The request: Copy every line of the data that contains the string "ylabel".
▬▬▬
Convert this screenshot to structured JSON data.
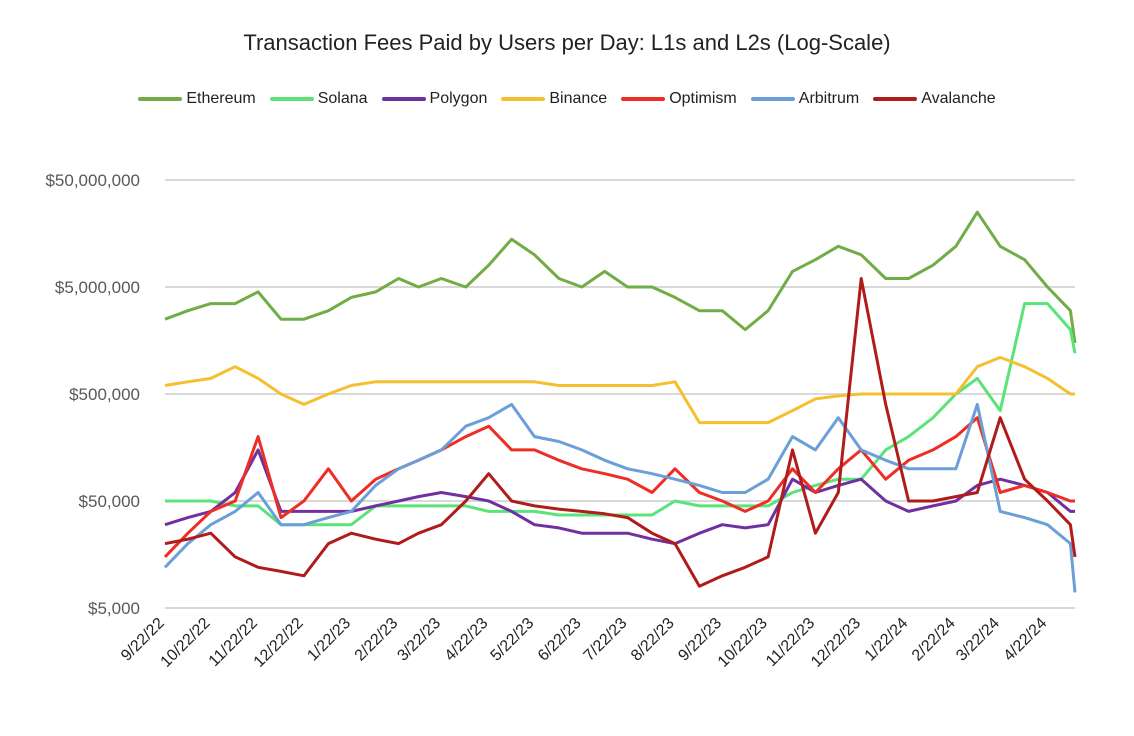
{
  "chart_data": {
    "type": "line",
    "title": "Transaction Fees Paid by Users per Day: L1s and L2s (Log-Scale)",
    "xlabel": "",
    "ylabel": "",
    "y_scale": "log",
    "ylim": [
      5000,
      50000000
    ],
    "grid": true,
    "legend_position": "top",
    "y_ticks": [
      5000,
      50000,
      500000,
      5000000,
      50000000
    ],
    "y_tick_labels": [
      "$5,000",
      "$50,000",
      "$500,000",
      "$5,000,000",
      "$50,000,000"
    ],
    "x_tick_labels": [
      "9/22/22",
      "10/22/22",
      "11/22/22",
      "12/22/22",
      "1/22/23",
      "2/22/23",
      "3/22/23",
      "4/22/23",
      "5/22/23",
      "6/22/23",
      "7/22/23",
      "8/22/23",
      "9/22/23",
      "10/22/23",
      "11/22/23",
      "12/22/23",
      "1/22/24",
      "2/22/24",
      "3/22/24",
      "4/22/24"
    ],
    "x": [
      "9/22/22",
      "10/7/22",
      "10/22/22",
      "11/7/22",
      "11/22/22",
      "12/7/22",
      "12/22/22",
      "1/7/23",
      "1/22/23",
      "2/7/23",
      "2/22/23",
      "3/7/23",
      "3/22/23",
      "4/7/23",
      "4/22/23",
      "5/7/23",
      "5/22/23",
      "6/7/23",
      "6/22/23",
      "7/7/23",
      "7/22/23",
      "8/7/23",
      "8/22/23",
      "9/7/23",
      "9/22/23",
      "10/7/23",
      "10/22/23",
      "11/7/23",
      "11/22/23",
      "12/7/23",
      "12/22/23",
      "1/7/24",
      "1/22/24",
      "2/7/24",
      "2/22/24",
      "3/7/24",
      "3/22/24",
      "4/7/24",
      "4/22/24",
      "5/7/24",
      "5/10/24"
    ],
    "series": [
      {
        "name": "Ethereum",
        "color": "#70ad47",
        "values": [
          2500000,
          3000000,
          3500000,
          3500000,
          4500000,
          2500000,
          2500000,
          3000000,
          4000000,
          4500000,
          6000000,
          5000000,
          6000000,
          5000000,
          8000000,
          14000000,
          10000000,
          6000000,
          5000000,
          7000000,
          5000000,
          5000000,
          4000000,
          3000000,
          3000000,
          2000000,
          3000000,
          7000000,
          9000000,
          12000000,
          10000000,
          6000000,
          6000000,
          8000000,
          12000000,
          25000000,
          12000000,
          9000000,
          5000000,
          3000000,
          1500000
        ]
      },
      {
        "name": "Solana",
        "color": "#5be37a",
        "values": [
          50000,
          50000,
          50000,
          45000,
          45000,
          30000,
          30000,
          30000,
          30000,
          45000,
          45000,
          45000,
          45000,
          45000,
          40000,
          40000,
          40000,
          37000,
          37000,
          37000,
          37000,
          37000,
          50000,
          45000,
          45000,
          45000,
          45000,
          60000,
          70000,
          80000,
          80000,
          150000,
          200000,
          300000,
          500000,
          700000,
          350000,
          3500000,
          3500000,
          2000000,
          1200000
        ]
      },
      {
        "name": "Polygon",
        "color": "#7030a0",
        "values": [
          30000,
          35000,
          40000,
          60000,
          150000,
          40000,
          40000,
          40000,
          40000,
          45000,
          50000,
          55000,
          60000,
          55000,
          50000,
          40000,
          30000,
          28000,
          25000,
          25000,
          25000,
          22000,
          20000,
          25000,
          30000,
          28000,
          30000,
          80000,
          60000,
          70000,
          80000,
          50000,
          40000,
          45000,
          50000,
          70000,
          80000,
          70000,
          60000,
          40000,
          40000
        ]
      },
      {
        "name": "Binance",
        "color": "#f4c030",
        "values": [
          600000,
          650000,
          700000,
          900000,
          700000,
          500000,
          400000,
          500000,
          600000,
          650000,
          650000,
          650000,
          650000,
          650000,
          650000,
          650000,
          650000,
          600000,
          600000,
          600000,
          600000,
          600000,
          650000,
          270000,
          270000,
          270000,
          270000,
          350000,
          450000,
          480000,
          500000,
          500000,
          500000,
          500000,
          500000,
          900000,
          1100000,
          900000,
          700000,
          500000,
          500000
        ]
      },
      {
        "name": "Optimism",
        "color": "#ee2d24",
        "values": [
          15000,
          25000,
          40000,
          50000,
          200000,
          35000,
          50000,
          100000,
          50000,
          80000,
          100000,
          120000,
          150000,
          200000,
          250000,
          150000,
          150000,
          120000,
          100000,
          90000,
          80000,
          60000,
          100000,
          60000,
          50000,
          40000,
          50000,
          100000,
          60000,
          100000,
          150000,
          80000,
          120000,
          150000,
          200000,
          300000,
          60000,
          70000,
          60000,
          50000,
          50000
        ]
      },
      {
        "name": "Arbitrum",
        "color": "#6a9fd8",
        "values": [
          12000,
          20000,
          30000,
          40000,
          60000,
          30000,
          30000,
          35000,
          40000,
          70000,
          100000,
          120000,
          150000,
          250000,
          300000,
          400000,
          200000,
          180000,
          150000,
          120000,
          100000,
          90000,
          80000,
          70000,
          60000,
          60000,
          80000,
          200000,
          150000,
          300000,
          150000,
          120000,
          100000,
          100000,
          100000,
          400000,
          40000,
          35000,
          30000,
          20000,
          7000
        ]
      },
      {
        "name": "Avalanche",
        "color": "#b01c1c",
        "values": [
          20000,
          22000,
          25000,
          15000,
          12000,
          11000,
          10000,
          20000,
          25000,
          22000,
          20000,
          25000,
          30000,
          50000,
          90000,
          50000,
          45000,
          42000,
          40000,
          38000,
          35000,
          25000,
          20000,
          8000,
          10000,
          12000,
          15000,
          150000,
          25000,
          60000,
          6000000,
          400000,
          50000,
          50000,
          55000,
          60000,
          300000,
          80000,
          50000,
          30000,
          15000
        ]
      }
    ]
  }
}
▬▬▬
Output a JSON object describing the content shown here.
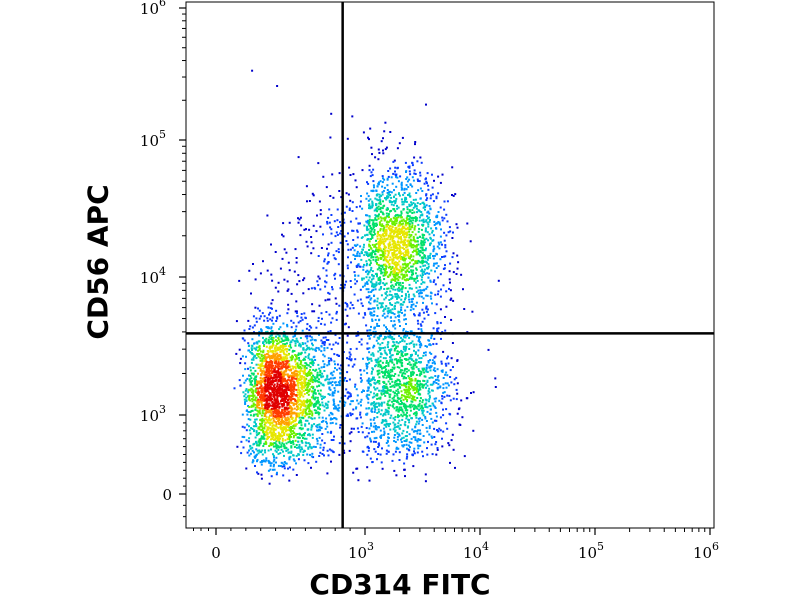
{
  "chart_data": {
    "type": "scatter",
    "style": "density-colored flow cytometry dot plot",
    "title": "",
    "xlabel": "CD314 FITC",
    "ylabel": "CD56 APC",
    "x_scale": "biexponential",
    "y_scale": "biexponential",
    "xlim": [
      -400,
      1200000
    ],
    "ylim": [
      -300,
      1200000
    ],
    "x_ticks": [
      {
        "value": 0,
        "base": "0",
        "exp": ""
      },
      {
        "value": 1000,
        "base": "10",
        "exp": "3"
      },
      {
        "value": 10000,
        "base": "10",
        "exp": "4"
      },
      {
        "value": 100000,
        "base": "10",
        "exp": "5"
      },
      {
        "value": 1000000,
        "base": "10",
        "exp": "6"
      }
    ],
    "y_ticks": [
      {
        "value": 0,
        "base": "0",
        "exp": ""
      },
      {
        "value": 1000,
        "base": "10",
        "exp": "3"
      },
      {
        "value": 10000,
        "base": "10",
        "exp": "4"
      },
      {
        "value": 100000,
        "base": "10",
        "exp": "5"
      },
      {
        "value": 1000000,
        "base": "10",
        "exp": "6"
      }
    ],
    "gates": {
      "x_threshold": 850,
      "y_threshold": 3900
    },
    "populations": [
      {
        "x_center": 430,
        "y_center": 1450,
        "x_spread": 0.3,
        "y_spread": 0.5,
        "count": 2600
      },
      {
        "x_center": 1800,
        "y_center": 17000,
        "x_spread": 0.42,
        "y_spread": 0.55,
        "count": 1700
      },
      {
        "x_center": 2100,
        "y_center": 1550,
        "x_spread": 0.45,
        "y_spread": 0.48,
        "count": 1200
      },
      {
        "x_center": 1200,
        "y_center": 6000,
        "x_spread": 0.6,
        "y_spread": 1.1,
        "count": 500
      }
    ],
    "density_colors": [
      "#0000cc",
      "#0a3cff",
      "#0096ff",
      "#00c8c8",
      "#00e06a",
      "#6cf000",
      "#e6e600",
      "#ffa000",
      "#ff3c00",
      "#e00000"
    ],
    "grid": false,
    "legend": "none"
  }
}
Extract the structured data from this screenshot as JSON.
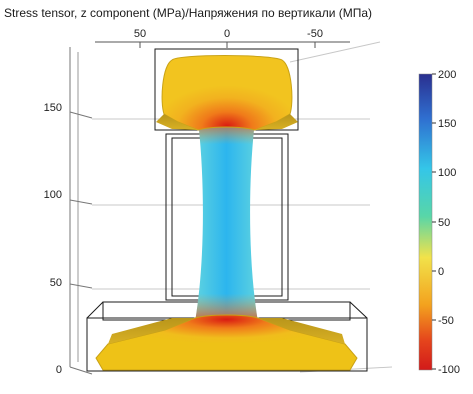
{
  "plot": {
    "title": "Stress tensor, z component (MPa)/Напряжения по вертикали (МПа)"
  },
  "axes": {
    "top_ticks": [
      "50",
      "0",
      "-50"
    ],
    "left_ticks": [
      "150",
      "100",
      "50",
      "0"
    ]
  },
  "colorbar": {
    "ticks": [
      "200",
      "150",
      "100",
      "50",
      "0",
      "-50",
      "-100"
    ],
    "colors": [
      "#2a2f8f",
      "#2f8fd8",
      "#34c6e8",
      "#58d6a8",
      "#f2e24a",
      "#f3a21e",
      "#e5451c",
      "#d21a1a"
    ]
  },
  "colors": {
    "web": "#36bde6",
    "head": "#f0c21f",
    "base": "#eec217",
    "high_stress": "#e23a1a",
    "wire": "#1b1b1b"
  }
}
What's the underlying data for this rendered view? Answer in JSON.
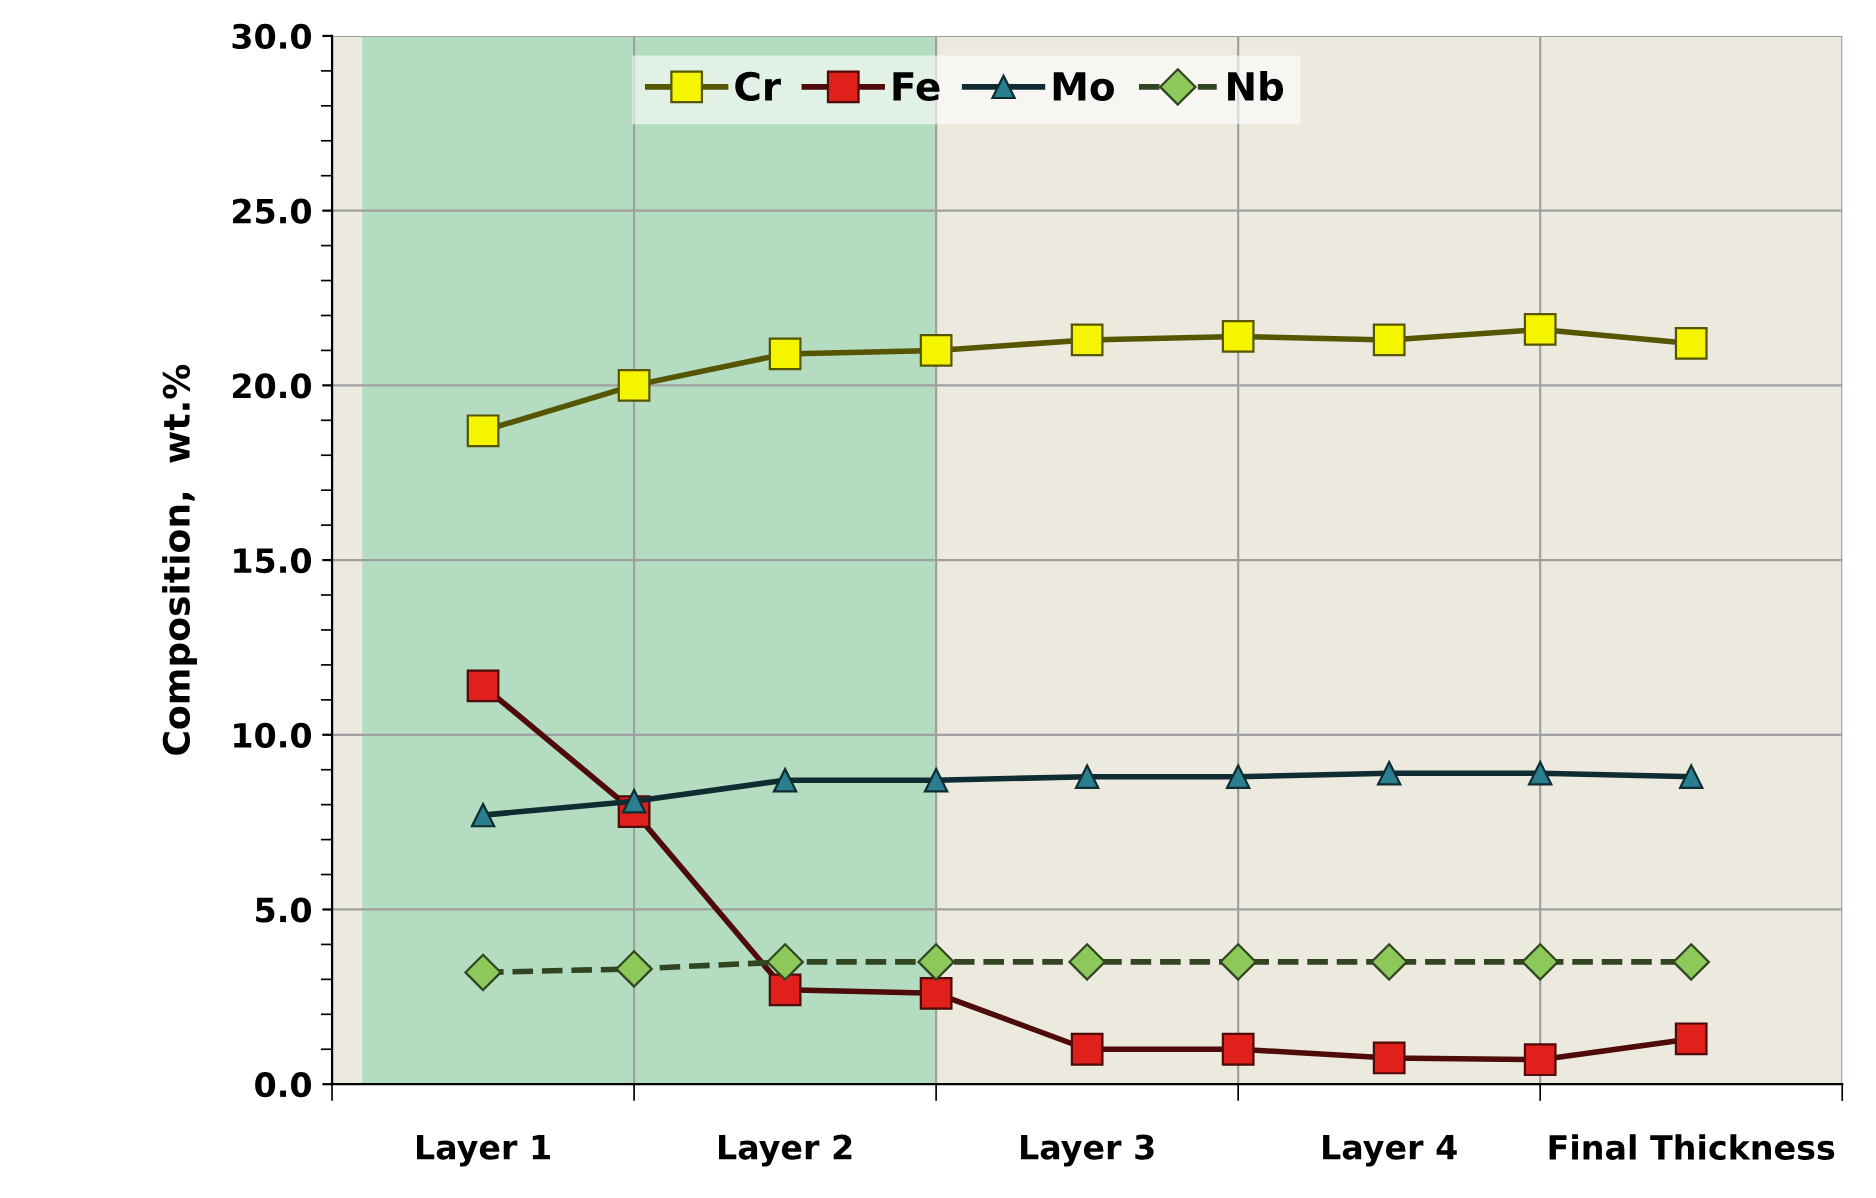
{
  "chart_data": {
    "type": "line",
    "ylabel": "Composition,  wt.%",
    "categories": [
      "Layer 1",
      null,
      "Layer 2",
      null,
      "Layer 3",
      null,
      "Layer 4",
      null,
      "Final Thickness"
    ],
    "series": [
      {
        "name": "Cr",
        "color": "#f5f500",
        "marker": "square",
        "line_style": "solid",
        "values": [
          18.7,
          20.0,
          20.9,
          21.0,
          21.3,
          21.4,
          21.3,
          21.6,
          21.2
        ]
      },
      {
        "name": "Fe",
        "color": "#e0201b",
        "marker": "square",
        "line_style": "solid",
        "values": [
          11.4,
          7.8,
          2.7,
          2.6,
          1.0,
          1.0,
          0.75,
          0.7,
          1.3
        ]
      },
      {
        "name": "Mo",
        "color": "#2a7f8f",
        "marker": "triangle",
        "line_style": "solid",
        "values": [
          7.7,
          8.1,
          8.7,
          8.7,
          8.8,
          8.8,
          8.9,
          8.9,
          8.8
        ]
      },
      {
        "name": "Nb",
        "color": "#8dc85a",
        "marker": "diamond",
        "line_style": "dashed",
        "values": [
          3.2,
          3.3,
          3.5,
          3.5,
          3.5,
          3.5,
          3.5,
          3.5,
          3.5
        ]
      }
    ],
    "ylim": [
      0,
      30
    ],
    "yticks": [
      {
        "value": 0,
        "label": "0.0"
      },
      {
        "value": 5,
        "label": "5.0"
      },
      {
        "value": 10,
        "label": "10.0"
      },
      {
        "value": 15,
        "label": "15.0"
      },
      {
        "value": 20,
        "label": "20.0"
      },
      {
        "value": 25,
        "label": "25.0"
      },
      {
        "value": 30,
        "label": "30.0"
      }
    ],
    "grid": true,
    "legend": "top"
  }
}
▬▬▬
Solution for this exercise:
    "ylabel": "",
    "ylabel": "CD56 APC",
    "ylabel": "Composition,  wt.%",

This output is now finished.